**The problem:**
Lay out the data as a Markdown table with the columns Row and Data line, covering only the stretch from the start of the data through the line containing "arrowhead-branch-1 — [78, 253, 88, 260]", both ends included. Number each row and omit blank lines.

* start *

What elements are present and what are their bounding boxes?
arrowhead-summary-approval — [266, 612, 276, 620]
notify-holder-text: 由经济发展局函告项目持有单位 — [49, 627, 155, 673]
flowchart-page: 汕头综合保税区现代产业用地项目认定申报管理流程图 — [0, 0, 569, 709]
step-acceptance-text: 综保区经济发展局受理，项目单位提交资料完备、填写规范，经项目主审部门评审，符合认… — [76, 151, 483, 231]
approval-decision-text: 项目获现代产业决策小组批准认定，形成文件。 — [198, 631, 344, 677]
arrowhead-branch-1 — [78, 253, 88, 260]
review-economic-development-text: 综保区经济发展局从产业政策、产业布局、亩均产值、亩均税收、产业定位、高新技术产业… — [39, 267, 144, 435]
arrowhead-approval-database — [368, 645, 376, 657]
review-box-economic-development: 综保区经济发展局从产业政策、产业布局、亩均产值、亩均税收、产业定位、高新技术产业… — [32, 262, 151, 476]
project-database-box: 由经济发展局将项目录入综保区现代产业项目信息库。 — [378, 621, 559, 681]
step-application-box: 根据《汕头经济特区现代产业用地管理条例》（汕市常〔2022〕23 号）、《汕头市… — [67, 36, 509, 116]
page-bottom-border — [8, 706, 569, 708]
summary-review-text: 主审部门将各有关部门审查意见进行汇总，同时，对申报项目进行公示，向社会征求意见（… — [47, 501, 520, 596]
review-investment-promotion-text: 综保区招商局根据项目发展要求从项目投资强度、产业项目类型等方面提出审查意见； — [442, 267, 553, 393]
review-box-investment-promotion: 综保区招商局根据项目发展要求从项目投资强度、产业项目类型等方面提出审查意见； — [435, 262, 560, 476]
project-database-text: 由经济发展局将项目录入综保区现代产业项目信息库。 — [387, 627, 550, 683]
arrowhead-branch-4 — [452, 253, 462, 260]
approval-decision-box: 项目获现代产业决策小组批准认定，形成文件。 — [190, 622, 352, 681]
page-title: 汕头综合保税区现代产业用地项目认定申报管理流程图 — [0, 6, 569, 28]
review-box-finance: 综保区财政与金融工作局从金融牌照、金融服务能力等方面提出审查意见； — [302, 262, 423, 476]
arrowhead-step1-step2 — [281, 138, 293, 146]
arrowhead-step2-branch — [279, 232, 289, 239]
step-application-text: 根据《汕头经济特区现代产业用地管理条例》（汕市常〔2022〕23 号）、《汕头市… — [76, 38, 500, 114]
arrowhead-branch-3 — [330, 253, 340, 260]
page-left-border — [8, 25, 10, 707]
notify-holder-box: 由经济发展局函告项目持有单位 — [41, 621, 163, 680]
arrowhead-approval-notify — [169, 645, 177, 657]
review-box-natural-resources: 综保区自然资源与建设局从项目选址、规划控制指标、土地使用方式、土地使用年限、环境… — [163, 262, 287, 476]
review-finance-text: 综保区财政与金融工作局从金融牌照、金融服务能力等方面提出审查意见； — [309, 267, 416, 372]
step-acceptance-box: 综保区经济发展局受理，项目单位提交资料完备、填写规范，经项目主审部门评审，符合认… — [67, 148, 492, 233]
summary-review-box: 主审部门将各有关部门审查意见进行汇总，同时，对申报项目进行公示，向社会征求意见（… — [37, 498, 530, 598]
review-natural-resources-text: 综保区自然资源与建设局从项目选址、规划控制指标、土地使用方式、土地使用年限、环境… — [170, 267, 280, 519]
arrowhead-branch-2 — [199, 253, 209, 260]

* end *

**In response:**
| Row | Data line |
|---|---|
| 1 | What elements are present and what are their bounding boxes? |
| 2 | arrowhead-summary-approval — [266, 612, 276, 620] |
| 3 | notify-holder-text: 由经济发展局函告项目持有单位 — [49, 627, 155, 673] |
| 4 | flowchart-page: 汕头综合保税区现代产业用地项目认定申报管理流程图 — [0, 0, 569, 709] |
| 5 | step-acceptance-text: 综保区经济发展局受理，项目单位提交资料完备、填写规范，经项目主审部门评审，符合认… — [76, 151, 483, 231] |
| 6 | approval-decision-text: 项目获现代产业决策小组批准认定，形成文件。 — [198, 631, 344, 677] |
| 7 | arrowhead-branch-1 — [78, 253, 88, 260] |